(Quoted passage):

★ ★ ★ ★

Solver Performance and Stability Analysis

# Problem Formulation

This is essentially just a small departure from the "two normal example", except we're introducing another constraint and slightly more complexity in the objective functions.
It can be solved analytically too, which means we have some solid information to go off when validating our experiments.
Importantly, we're also requiring an effect handler to be used in one of the constraints, which is included so that we have (a test that can be turned into) an example problem that demonstrates how the `HandlerToApply` class is used.

Consider a causal problem with three parameter nodes; $\mu_x$, $\mu_y$, and $\nu_y$, and two random variables $X\sim\mathcal{N}(\mu_x, 1)$, and $Y, Y \vert X\sim\mathcal{N}(X + \mu_y, \nu_y)$.
The causal estimand of interest is

$$ \sigma(\mu_x, \mu_y, \nu_y) = \mathbb{E}[Y], $$

and we have observable quantities (model constraints)

$$ \phi_1(\mu_x, \mu_y, \nu_y) = \mathbb{E}[X], \quad \phi_2(\mu_x, \mu_y, \nu_y) = \mathbb{E}[Y\vert X=0].$$

We have gathered observable data for these quantites $\phi_{1, obs}$ and $\phi_{2, obs}$ (respectively), with tolerance in this data equal to $\epsilon_1$ and $\epsilon_2$ (again, respectively).

★ ★ ★ ★

(Data shown):
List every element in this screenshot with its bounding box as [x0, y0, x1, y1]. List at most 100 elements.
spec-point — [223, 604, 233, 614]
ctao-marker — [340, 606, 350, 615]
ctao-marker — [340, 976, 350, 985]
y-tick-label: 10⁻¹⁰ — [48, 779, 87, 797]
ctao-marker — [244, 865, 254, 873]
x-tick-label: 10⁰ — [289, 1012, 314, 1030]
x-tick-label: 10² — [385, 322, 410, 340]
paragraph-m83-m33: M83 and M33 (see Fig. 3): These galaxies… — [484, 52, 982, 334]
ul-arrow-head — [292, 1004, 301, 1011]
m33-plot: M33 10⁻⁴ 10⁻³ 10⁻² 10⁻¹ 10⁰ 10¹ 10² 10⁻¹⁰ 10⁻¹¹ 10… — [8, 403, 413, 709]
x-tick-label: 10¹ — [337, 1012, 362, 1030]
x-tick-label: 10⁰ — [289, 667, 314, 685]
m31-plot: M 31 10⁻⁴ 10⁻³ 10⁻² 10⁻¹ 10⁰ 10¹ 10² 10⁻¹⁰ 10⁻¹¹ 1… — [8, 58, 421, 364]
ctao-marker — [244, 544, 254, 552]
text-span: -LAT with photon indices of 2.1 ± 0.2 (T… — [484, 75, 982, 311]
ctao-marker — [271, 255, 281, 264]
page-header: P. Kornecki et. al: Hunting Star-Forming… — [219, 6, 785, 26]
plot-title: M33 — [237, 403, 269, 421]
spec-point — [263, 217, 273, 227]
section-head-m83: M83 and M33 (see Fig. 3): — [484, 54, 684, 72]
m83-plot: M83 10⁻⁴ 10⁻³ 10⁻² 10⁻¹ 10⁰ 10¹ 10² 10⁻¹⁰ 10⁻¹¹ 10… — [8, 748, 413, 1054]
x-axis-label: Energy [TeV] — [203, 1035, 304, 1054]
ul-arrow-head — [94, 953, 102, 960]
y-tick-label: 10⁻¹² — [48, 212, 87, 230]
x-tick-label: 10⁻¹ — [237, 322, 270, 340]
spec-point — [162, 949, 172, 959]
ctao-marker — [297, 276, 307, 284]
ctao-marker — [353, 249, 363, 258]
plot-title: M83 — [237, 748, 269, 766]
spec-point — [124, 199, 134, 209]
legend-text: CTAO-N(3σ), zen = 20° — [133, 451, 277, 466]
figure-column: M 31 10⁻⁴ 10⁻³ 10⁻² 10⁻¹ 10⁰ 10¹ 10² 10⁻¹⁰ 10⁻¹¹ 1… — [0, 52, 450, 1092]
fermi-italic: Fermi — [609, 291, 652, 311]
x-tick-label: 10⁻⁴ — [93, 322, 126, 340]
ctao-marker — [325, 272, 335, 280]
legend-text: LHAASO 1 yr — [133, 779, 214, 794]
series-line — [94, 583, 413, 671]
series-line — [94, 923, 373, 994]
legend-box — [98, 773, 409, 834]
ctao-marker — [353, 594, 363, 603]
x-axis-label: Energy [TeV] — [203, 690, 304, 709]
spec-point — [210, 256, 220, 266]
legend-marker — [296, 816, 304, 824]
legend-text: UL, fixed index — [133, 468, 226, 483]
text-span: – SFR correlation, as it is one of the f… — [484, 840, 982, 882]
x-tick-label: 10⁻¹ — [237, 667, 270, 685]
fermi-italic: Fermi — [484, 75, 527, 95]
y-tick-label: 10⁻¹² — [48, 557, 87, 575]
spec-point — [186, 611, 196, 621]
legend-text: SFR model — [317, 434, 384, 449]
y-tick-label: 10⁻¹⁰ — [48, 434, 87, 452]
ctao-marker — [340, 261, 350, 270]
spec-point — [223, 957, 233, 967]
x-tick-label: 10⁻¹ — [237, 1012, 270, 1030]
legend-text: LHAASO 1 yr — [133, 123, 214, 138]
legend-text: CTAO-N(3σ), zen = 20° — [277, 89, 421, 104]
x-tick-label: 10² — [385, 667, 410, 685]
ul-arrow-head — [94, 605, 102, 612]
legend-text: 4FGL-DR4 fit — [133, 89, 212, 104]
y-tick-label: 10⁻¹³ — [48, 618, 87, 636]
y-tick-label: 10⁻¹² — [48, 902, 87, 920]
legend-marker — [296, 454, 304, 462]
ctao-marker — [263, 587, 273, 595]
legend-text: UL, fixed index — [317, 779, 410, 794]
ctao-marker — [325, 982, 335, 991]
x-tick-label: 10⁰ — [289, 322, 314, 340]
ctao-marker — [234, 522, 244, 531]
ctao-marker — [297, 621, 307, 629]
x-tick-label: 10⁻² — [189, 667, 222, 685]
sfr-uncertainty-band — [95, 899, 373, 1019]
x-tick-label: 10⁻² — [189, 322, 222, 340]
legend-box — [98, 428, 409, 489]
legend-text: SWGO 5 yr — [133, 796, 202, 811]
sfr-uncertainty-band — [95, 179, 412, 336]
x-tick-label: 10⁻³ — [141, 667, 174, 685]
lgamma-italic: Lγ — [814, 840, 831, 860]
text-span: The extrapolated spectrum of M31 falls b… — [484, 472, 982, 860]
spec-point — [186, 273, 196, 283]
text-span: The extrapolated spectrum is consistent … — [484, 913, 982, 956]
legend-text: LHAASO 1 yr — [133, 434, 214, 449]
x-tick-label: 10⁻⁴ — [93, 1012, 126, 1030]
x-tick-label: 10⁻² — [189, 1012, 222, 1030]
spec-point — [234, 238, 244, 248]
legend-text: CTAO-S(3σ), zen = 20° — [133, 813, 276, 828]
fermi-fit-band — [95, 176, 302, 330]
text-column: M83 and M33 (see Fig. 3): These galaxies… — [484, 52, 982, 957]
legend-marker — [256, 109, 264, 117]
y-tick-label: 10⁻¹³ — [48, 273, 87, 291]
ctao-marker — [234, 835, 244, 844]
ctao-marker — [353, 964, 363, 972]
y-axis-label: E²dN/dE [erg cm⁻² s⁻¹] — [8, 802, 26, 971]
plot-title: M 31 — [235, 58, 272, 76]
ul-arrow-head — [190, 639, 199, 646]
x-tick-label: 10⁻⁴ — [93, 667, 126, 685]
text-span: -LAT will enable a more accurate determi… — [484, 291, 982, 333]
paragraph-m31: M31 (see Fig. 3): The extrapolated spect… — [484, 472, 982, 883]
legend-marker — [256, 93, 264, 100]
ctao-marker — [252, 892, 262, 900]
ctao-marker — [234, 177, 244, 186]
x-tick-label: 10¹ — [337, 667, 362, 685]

★ ★ ★ ★

(Written tasks):
**a.** In the problem formulation, the effect handler is included to demonstrate how which class is used?
**b.** Resume the problem formulation on the causal estimand from its last sentence.

(Responses in order):
**a.** The `HandlerToApply` class.

**b.**
This means that we are looking to solve the following problem:

$$ \mathrm{min/max}\_{\mu_x, \mu_y, \nu_y} \mathbb{E}[Y], $$
$$ \text{subject to} \quad \vert \phi_1(\mu_x, \mu_y, \nu_y) - \phi_{1, obs} \vert \leq \epsilon_1, $$
$$ \quad\quad\quad\quad\quad \vert \phi_2(\mu_x, \mu_y, \nu_y) - \phi_{2, obs} \vert \leq \epsilon_2. $$

## Analytic Solution

Analytically, we can simplify and solve the above problem to obtain the exact solution, as well as other quantities of interest.
We first observe that

$$
\mathbb{E}[Y] = \mu_x + \mu_y, \quad
\mathbb{E}[X] = \mu_x, \quad
\mathbb{E}[Y\vert X=0] = \mu_y,
$$

and thus our problem is

$$ \mathrm{min/max}\_{\mu_x, \mu_y, \nu_y} \mu_x + \mu_y, $$
$$ \text{subject to} \quad \vert \mu_x - \phi_{1, obs} \vert \leq \epsilon_1, $$
$$ \quad\quad\quad\quad\quad \vert \mu_y - \phi_{2, obs} \vert \leq \epsilon_2. $$

Importantly, this means that our solution is independent of $\nu_y$ (IE any value of $\nu_y$ can be used, provided we use the correct values for the other parameters).
The solutions for the other parameters occur at

$$
(\mu_x, \mu_y) =
(\phi_{1, obs} \pm \epsilon_1, \phi_{2, obs} \pm \epsilon_2),
$$

with the addition taken in the maximisation case, and subtraction in the minimisation case.

If we attempt to reformulate our problem in terms of Lagrange multipliers, we will end up with the Lagrangian

$$
\mathcal{L}(\mu\_x, \mu\_y, \nu\_y; \lambda\_1, \lambda\_2) = \pm (\mu\_x + \mu\_y) + \lambda\_1 \left( \vert \mu\_x - \phi\_{1, obs} \vert - \epsilon_1 \right) + \lambda\_2 \left( \vert \mu\_y - \phi\_{2, obs} \vert - \epsilon_2 \right),
$$

(note that the subtraction is in the maximisation case, and addition in the minimisation case, here!).
Taking the gradient of this function results in

$$
\nabla\mathcal{L}(\mu_x, \mu_y, \nu_y; \lambda_1, \lambda_2)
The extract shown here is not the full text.